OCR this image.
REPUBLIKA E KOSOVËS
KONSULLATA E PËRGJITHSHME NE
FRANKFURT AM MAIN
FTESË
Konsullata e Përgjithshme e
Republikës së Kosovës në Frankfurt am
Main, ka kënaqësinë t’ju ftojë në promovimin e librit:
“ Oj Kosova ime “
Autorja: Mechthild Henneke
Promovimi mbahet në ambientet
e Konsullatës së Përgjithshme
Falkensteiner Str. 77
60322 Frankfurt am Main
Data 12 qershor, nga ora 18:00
☆ ☆ ☆
- THE PROBLEM
Repeat the entries shown above, every one, word for word.

- EXPECTED OUTPUT
OCR this image.
REPUBLIKA E KOSOVËS
KONSULLATA E PËRGJITHSHME NE
FRANKFURT AM MAIN
FTESË
Konsullata e Përgjithshme e
Republikës së Kosovës në Frankfurt am
Main, ka kënaqësinë t’ju ftojë në promovimin e librit:
“ Oj Kosova ime “
Autorja: Mechthild Henneke
Promovimi mbahet në ambientet
e Konsullatës së Përgjithshme
Falkensteiner Str. 77
60322 Frankfurt am Main
Data 12 qershor, nga ora 18:00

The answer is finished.